[Your instructions]:
The records below must be copied in full; omit the images.

[Exercise data]:
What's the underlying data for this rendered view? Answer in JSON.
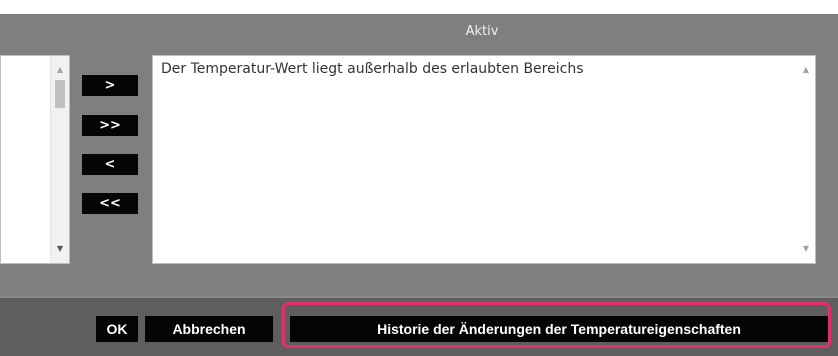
{
  "colors": {
    "panel_bg": "#7f7f7f",
    "footer_bg": "#5e5e5e",
    "button_bg": "#050505",
    "highlight": "#e0306a"
  },
  "active_section": {
    "title": "Aktiv",
    "items": [
      "Der Temperatur-Wert liegt außerhalb des erlaubten Bereichs"
    ]
  },
  "transfer_buttons": {
    "move_one": ">",
    "move_all": ">>",
    "remove_one": "<",
    "remove_all": "<<"
  },
  "scroll_icons": {
    "up": "▲",
    "down": "▼"
  },
  "footer": {
    "ok_label": "OK",
    "cancel_label": "Abbrechen",
    "history_label": "Historie der Änderungen der Temperatureigenschaften"
  }
}
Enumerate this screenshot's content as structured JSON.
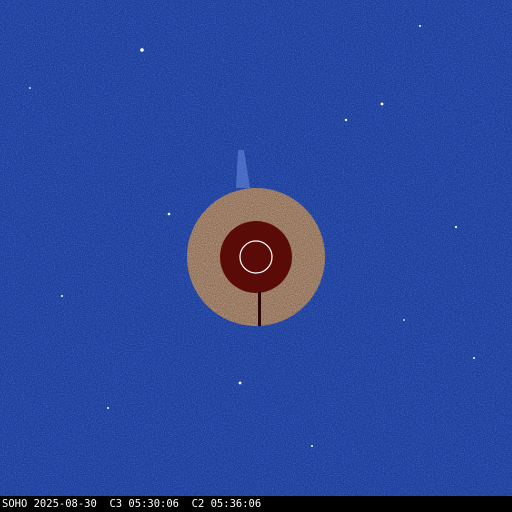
{
  "image": {
    "caption": "SOHO 2025-08-30  C3 05:30:06  C2 05:36:06"
  },
  "colors": {
    "background_blue": "#1c3f9e",
    "occulter_red": "#5a0b08",
    "sun_circle": "#ffffff",
    "caption_text": "#ffffff"
  }
}
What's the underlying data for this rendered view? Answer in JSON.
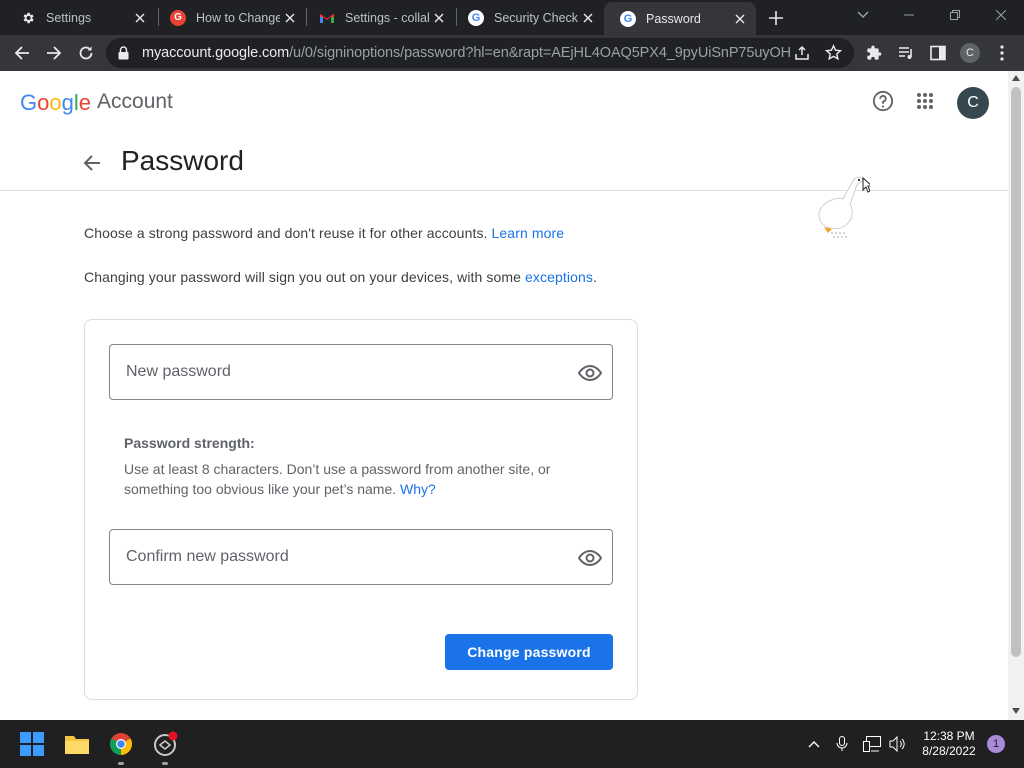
{
  "browser": {
    "tabs": [
      {
        "label": "Settings",
        "icon": "gear-icon"
      },
      {
        "label": "How to Change",
        "icon": "red-g-icon"
      },
      {
        "label": "Settings - collab",
        "icon": "gmail-icon"
      },
      {
        "label": "Security Checkup",
        "icon": "google-icon"
      },
      {
        "label": "Password",
        "icon": "google-icon",
        "active": true
      }
    ],
    "url_host": "myaccount.google.com",
    "url_path": "/u/0/signinoptions/password?hl=en&rapt=AEjHL4OAQ5PX4_9pyUiSnP75uyOH...",
    "profile_initial": "C"
  },
  "header": {
    "logo": [
      "G",
      "o",
      "o",
      "g",
      "l",
      "e"
    ],
    "logo_colors": [
      "#4285f4",
      "#ea4335",
      "#fbbc05",
      "#4285f4",
      "#34a853",
      "#ea4335"
    ],
    "account_label": "Account",
    "avatar_initial": "C"
  },
  "page": {
    "title": "Password",
    "intro_text": "Choose a strong password and don't reuse it for other accounts. ",
    "intro_link": "Learn more",
    "signout_text": "Changing your password will sign you out on your devices, with some ",
    "signout_link": "exceptions",
    "signout_end": "."
  },
  "form": {
    "new_password_placeholder": "New password",
    "strength_label": "Password strength:",
    "strength_help": "Use at least 8 characters. Don’t use a password from another site, or something too obvious like your pet’s name. ",
    "strength_link": "Why?",
    "confirm_placeholder": "Confirm new password",
    "submit_label": "Change password"
  },
  "taskbar": {
    "time": "12:38 PM",
    "date": "8/28/2022",
    "notification_count": "1"
  },
  "colors": {
    "accent": "#1a73e8",
    "chrome_dark": "#202124"
  }
}
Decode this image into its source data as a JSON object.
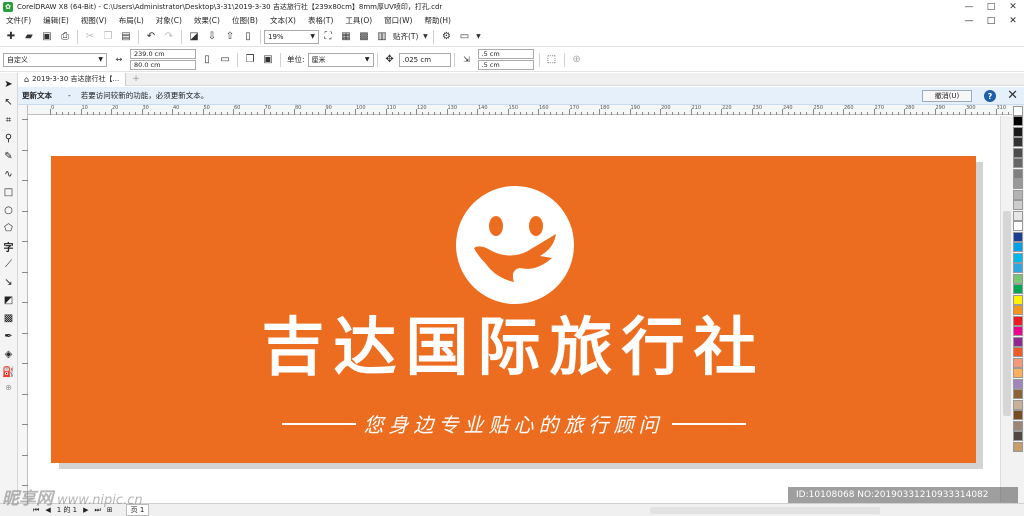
{
  "window": {
    "title": "CorelDRAW X8 (64-Bit) - C:\\Users\\Administrator\\Desktop\\3-31\\2019-3-30 吉达旅行社【239x80cm】8mm厚UV喷印，打孔.cdr",
    "min": "—",
    "max": "□",
    "close": "✕"
  },
  "menu": {
    "items": [
      "文件(F)",
      "编辑(E)",
      "视图(V)",
      "布局(L)",
      "对象(C)",
      "效果(C)",
      "位图(B)",
      "文本(X)",
      "表格(T)",
      "工具(O)",
      "窗口(W)",
      "帮助(H)"
    ]
  },
  "toolbar": {
    "zoom": "19%",
    "snap_label": "贴齐(T)"
  },
  "propbar": {
    "page_preset": "自定义",
    "width": "239.0 cm",
    "height": "80.0 cm",
    "units_label": "单位:",
    "units": "厘米",
    "nudge": ".025 cm",
    "dup_x": ".5 cm",
    "dup_y": ".5 cm"
  },
  "doc_tab": {
    "label": "2019-3-30 吉达旅行社【...",
    "add": "+"
  },
  "infobar": {
    "title": "更新文本",
    "sep": "-",
    "message": "若要访问较新的功能，必须更新文本。",
    "undo_button": "撤消(U)",
    "help": "?",
    "close": "✕"
  },
  "ruler": {
    "unit": "厘米",
    "labels": [
      "0",
      "10",
      "20",
      "30",
      "40",
      "50",
      "60",
      "70",
      "80",
      "90",
      "100",
      "110",
      "120",
      "130",
      "140",
      "150",
      "160",
      "170",
      "180",
      "190",
      "200",
      "210",
      "220",
      "230",
      "240",
      "250",
      "260",
      "270",
      "280",
      "290",
      "300",
      "310",
      "320"
    ]
  },
  "sign": {
    "bg_color": "#ec6d1f",
    "text_color": "#ffffff",
    "headline": "吉达国际旅行社",
    "slogan": "您身边专业贴心的旅行顾问",
    "logo_icon": "smiling-face-icon"
  },
  "palette": {
    "colors": [
      "#ffffff",
      "#000000",
      "#1a1a1a",
      "#333333",
      "#4d4d4d",
      "#666666",
      "#808080",
      "#999999",
      "#b3b3b3",
      "#cccccc",
      "#e6e6e6",
      "#ffffff",
      "#1c3f94",
      "#00a0e9",
      "#00b7ee",
      "#2ea7e0",
      "#7cc576",
      "#00a651",
      "#fff200",
      "#f7941d",
      "#ed1c24",
      "#ec008c",
      "#92278f",
      "#f15a24",
      "#f7977a",
      "#fbaf5d",
      "#a186be",
      "#8c6239",
      "#c7b299",
      "#754c24",
      "#998675",
      "#534741",
      "#c69c6d"
    ]
  },
  "status": {
    "page_of": "1 的 1",
    "page_tab": "页 1"
  },
  "watermarks": {
    "left_brand": "昵享网",
    "left_url": "www.nipic.cn",
    "right_id": "ID:10108068 NO:20190331210933314082"
  }
}
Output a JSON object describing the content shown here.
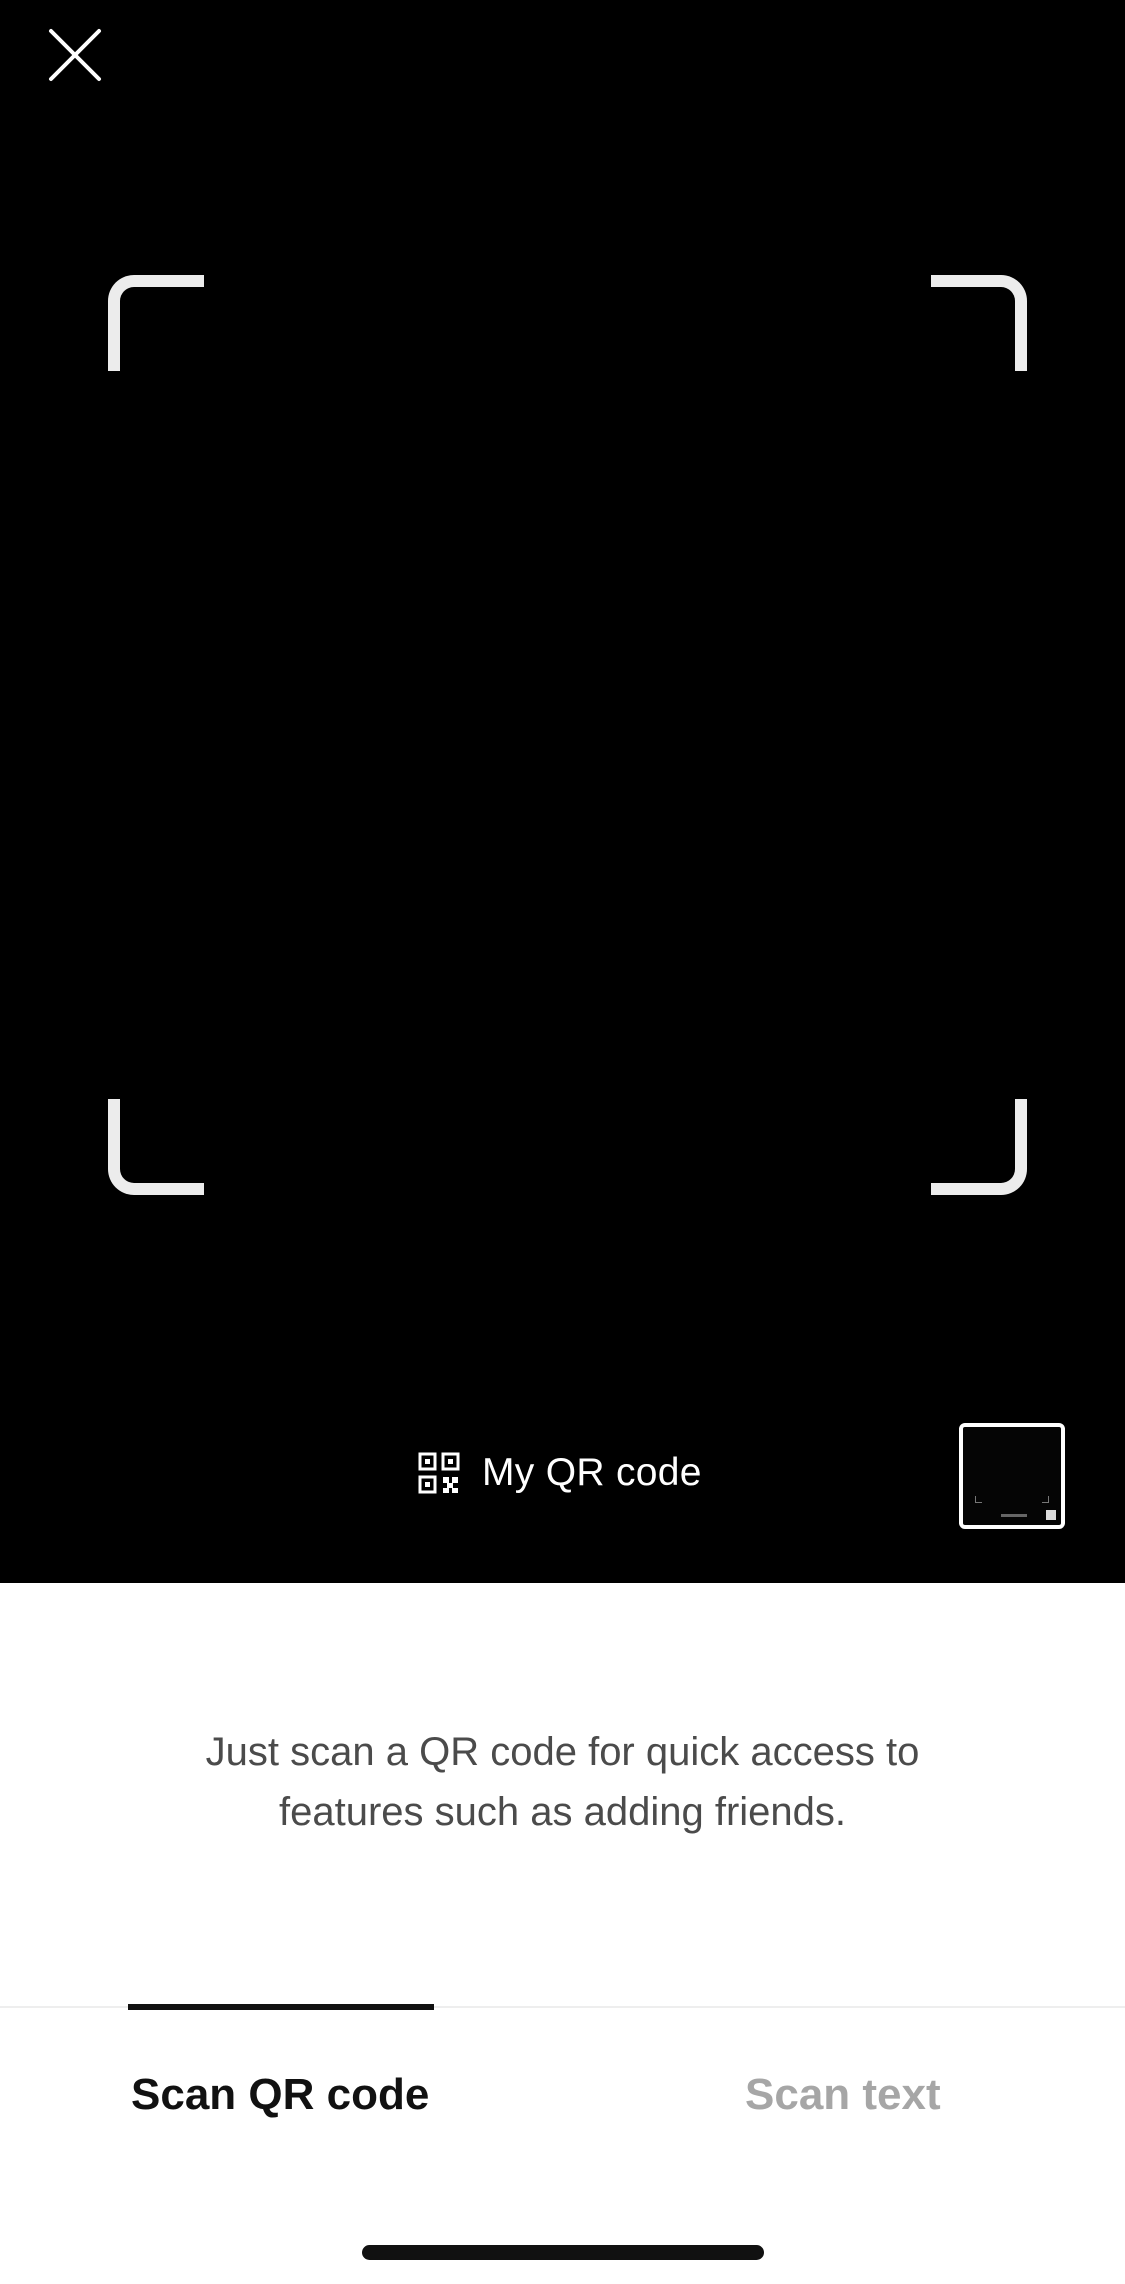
{
  "camera": {
    "close_icon": "close-icon",
    "my_qr_icon": "qr-code-icon",
    "my_qr_label": "My QR code",
    "thumbnail": "recent-photo-thumbnail"
  },
  "instruction": {
    "line1": "Just scan a QR code for quick access to",
    "line2": "features such as adding friends."
  },
  "tabs": [
    {
      "label": "Scan QR code",
      "active": true
    },
    {
      "label": "Scan text",
      "active": false
    }
  ],
  "colors": {
    "camera_background": "#000000",
    "active_tab": "#111111",
    "inactive_tab": "#a6a6a6",
    "instruction_text": "#4b4b4b"
  }
}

[Output below]:
What's the underlying data for this rendered view? Answer in JSON.
{
  "colors": {
    "panel_bg": "#7f7f7f",
    "footer_bg": "#5e5e5e",
    "button_bg": "#050505",
    "highlight": "#e0306a"
  },
  "active_section": {
    "title": "Aktiv",
    "items": [
      "Der Temperatur-Wert liegt außerhalb des erlaubten Bereichs"
    ]
  },
  "transfer_buttons": {
    "move_one": ">",
    "move_all": ">>",
    "remove_one": "<",
    "remove_all": "<<"
  },
  "scroll_icons": {
    "up": "▲",
    "down": "▼"
  },
  "footer": {
    "ok_label": "OK",
    "cancel_label": "Abbrechen",
    "history_label": "Historie der Änderungen der Temperatureigenschaften"
  }
}
Enumerate this screenshot's content as structured JSON.
{
  "image": {
    "caption": "SOHO 2025-08-30  C3 05:30:06  C2 05:36:06"
  },
  "colors": {
    "background_blue": "#1c3f9e",
    "occulter_red": "#5a0b08",
    "sun_circle": "#ffffff",
    "caption_text": "#ffffff"
  }
}
What's the underlying data for this rendered view? Answer in JSON.
{
  "browser": {
    "tabs": [
      {
        "label": "Settings",
        "icon": "gear-icon"
      },
      {
        "label": "How to Change",
        "icon": "red-g-icon"
      },
      {
        "label": "Settings - collab",
        "icon": "gmail-icon"
      },
      {
        "label": "Security Checkup",
        "icon": "google-icon"
      },
      {
        "label": "Password",
        "icon": "google-icon",
        "active": true
      }
    ],
    "url_host": "myaccount.google.com",
    "url_path": "/u/0/signinoptions/password?hl=en&rapt=AEjHL4OAQ5PX4_9pyUiSnP75uyOH...",
    "profile_initial": "C"
  },
  "header": {
    "logo": [
      "G",
      "o",
      "o",
      "g",
      "l",
      "e"
    ],
    "logo_colors": [
      "#4285f4",
      "#ea4335",
      "#fbbc05",
      "#4285f4",
      "#34a853",
      "#ea4335"
    ],
    "account_label": "Account",
    "avatar_initial": "C"
  },
  "page": {
    "title": "Password",
    "intro_text": "Choose a strong password and don't reuse it for other accounts. ",
    "intro_link": "Learn more",
    "signout_text": "Changing your password will sign you out on your devices, with some ",
    "signout_link": "exceptions",
    "signout_end": "."
  },
  "form": {
    "new_password_placeholder": "New password",
    "strength_label": "Password strength:",
    "strength_help": "Use at least 8 characters. Don’t use a password from another site, or something too obvious like your pet’s name. ",
    "strength_link": "Why?",
    "confirm_placeholder": "Confirm new password",
    "submit_label": "Change password"
  },
  "taskbar": {
    "time": "12:38 PM",
    "date": "8/28/2022",
    "notification_count": "1"
  },
  "colors": {
    "accent": "#1a73e8",
    "chrome_dark": "#202124"
  }
}
Decode this image into its source data as a JSON object.
{
  "window": {
    "title": "CorelDRAW X8 (64-Bit) - C:\\Users\\Administrator\\Desktop\\3-31\\2019-3-30 吉达旅行社【239x80cm】8mm厚UV喷印，打孔.cdr",
    "min": "—",
    "max": "□",
    "close": "✕"
  },
  "menu": {
    "items": [
      "文件(F)",
      "编辑(E)",
      "视图(V)",
      "布局(L)",
      "对象(C)",
      "效果(C)",
      "位图(B)",
      "文本(X)",
      "表格(T)",
      "工具(O)",
      "窗口(W)",
      "帮助(H)"
    ]
  },
  "toolbar": {
    "zoom": "19%",
    "snap_label": "贴齐(T)"
  },
  "propbar": {
    "page_preset": "自定义",
    "width": "239.0 cm",
    "height": "80.0 cm",
    "units_label": "单位:",
    "units": "厘米",
    "nudge": ".025 cm",
    "dup_x": ".5 cm",
    "dup_y": ".5 cm"
  },
  "doc_tab": {
    "label": "2019-3-30 吉达旅行社【...",
    "add": "+"
  },
  "infobar": {
    "title": "更新文本",
    "sep": "-",
    "message": "若要访问较新的功能，必须更新文本。",
    "undo_button": "撤消(U)",
    "help": "?",
    "close": "✕"
  },
  "ruler": {
    "unit": "厘米",
    "labels": [
      "0",
      "10",
      "20",
      "30",
      "40",
      "50",
      "60",
      "70",
      "80",
      "90",
      "100",
      "110",
      "120",
      "130",
      "140",
      "150",
      "160",
      "170",
      "180",
      "190",
      "200",
      "210",
      "220",
      "230",
      "240",
      "250",
      "260",
      "270",
      "280",
      "290",
      "300",
      "310",
      "320"
    ]
  },
  "sign": {
    "bg_color": "#ec6d1f",
    "text_color": "#ffffff",
    "headline": "吉达国际旅行社",
    "slogan": "您身边专业贴心的旅行顾问",
    "logo_icon": "smiling-face-icon"
  },
  "palette": {
    "colors": [
      "#ffffff",
      "#000000",
      "#1a1a1a",
      "#333333",
      "#4d4d4d",
      "#666666",
      "#808080",
      "#999999",
      "#b3b3b3",
      "#cccccc",
      "#e6e6e6",
      "#ffffff",
      "#1c3f94",
      "#00a0e9",
      "#00b7ee",
      "#2ea7e0",
      "#7cc576",
      "#00a651",
      "#fff200",
      "#f7941d",
      "#ed1c24",
      "#ec008c",
      "#92278f",
      "#f15a24",
      "#f7977a",
      "#fbaf5d",
      "#a186be",
      "#8c6239",
      "#c7b299",
      "#754c24",
      "#998675",
      "#534741",
      "#c69c6d"
    ]
  },
  "status": {
    "page_of": "1 的 1",
    "page_tab": "页 1"
  },
  "watermarks": {
    "left_brand": "昵享网",
    "left_url": "www.nipic.cn",
    "right_id": "ID:10108068 NO:20190331210933314082"
  }
}
Output a JSON object describing the content shown here.
{
  "camera": {
    "close_icon": "close-icon",
    "my_qr_icon": "qr-code-icon",
    "my_qr_label": "My QR code",
    "thumbnail": "recent-photo-thumbnail"
  },
  "instruction": {
    "line1": "Just scan a QR code for quick access to",
    "line2": "features such as adding friends."
  },
  "tabs": [
    {
      "label": "Scan QR code",
      "active": true
    },
    {
      "label": "Scan text",
      "active": false
    }
  ],
  "colors": {
    "camera_background": "#000000",
    "active_tab": "#111111",
    "inactive_tab": "#a6a6a6",
    "instruction_text": "#4b4b4b"
  }
}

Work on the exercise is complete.